WRITTEN TASK | Only the pictures are omitted; repeat all other data exactly.

======

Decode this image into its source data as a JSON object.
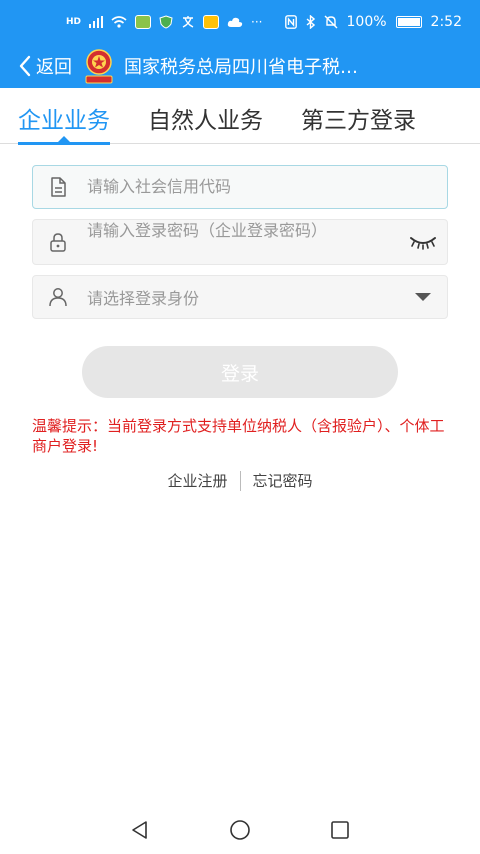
{
  "status_bar": {
    "signal_label": "HD",
    "battery_percent": "100%",
    "time": "2:52",
    "icons": [
      "hd-signal-icon",
      "signal-icon",
      "wifi-icon",
      "app-icon",
      "shield-app-icon",
      "translate-icon",
      "app-icon-2",
      "cloud-icon",
      "more-dots",
      "nfc-icon",
      "bluetooth-icon",
      "mute-icon",
      "battery-icon"
    ]
  },
  "app_bar": {
    "back_label": "返回",
    "title": "国家税务总局四川省电子税…",
    "emblem_icon": "tax-emblem-icon"
  },
  "tabs": [
    {
      "label": "企业业务",
      "active": true
    },
    {
      "label": "自然人业务",
      "active": false
    },
    {
      "label": "第三方登录",
      "active": false
    }
  ],
  "form": {
    "credit_code_placeholder": "请输入社会信用代码",
    "password_placeholder": "请输入登录密码（企业登录密码）",
    "identity_placeholder": "请选择登录身份",
    "login_label": "登录"
  },
  "tip": "温馨提示：当前登录方式支持单位纳税人（含报验户）、个体工商户登录!",
  "links": {
    "register": "企业注册",
    "forgot": "忘记密码"
  },
  "colors": {
    "primary": "#2196f3",
    "tip_red": "#e02020",
    "disabled_button": "#e6e6e6"
  }
}
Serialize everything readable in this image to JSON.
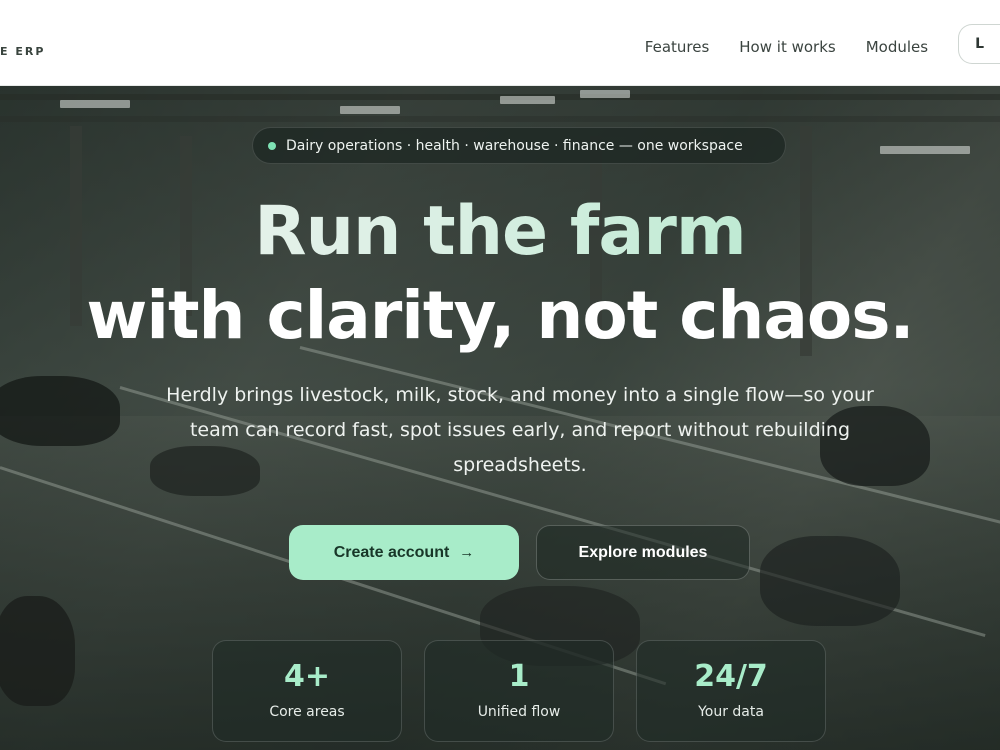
{
  "header": {
    "brand_fragment": "E ERP",
    "nav": [
      {
        "label": "Features"
      },
      {
        "label": "How it works"
      },
      {
        "label": "Modules"
      }
    ],
    "cta_fragment": "L"
  },
  "hero": {
    "tag": "Dairy operations · health · warehouse · finance — one workspace",
    "headline_line1": "Run the farm",
    "headline_line2": "with clarity, not chaos.",
    "subtext": "Herdly brings livestock, milk, stock, and money into a single flow—so your team can record fast, spot issues early, and report without rebuilding spreadsheets.",
    "primary_button": "Create account",
    "primary_button_icon": "arrow-right-icon",
    "secondary_button": "Explore modules",
    "stats": [
      {
        "value": "4+",
        "label": "Core areas"
      },
      {
        "value": "1",
        "label": "Unified flow"
      },
      {
        "value": "24/7",
        "label": "Your data"
      }
    ]
  },
  "colors": {
    "accent": "#a8ecc9",
    "tag_dot": "#7ee2b4",
    "header_bg": "#ffffff"
  }
}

======

FINISHED ANSWER |
Decode this image into its source data as a JSON object.
{
  "status_bar": {
    "signal_label": "HD",
    "battery_percent": "100%",
    "time": "2:52",
    "icons": [
      "hd-signal-icon",
      "signal-icon",
      "wifi-icon",
      "app-icon",
      "shield-app-icon",
      "translate-icon",
      "app-icon-2",
      "cloud-icon",
      "more-dots",
      "nfc-icon",
      "bluetooth-icon",
      "mute-icon",
      "battery-icon"
    ]
  },
  "app_bar": {
    "back_label": "返回",
    "title": "国家税务总局四川省电子税…",
    "emblem_icon": "tax-emblem-icon"
  },
  "tabs": [
    {
      "label": "企业业务",
      "active": true
    },
    {
      "label": "自然人业务",
      "active": false
    },
    {
      "label": "第三方登录",
      "active": false
    }
  ],
  "form": {
    "credit_code_placeholder": "请输入社会信用代码",
    "password_placeholder": "请输入登录密码（企业登录密码）",
    "identity_placeholder": "请选择登录身份",
    "login_label": "登录"
  },
  "tip": "温馨提示：当前登录方式支持单位纳税人（含报验户）、个体工商户登录!",
  "links": {
    "register": "企业注册",
    "forgot": "忘记密码"
  },
  "colors": {
    "primary": "#2196f3",
    "tip_red": "#e02020",
    "disabled_button": "#e6e6e6"
  }
}
Serialize everything readable in this image to JSON.
{
  "header": {
    "brand_fragment": "E ERP",
    "nav": [
      {
        "label": "Features"
      },
      {
        "label": "How it works"
      },
      {
        "label": "Modules"
      }
    ],
    "cta_fragment": "L"
  },
  "hero": {
    "tag": "Dairy operations · health · warehouse · finance — one workspace",
    "headline_line1": "Run the farm",
    "headline_line2": "with clarity, not chaos.",
    "subtext": "Herdly brings livestock, milk, stock, and money into a single flow—so your team can record fast, spot issues early, and report without rebuilding spreadsheets.",
    "primary_button": "Create account",
    "primary_button_icon": "arrow-right-icon",
    "secondary_button": "Explore modules",
    "stats": [
      {
        "value": "4+",
        "label": "Core areas"
      },
      {
        "value": "1",
        "label": "Unified flow"
      },
      {
        "value": "24/7",
        "label": "Your data"
      }
    ]
  },
  "colors": {
    "accent": "#a8ecc9",
    "tag_dot": "#7ee2b4",
    "header_bg": "#ffffff"
  }
}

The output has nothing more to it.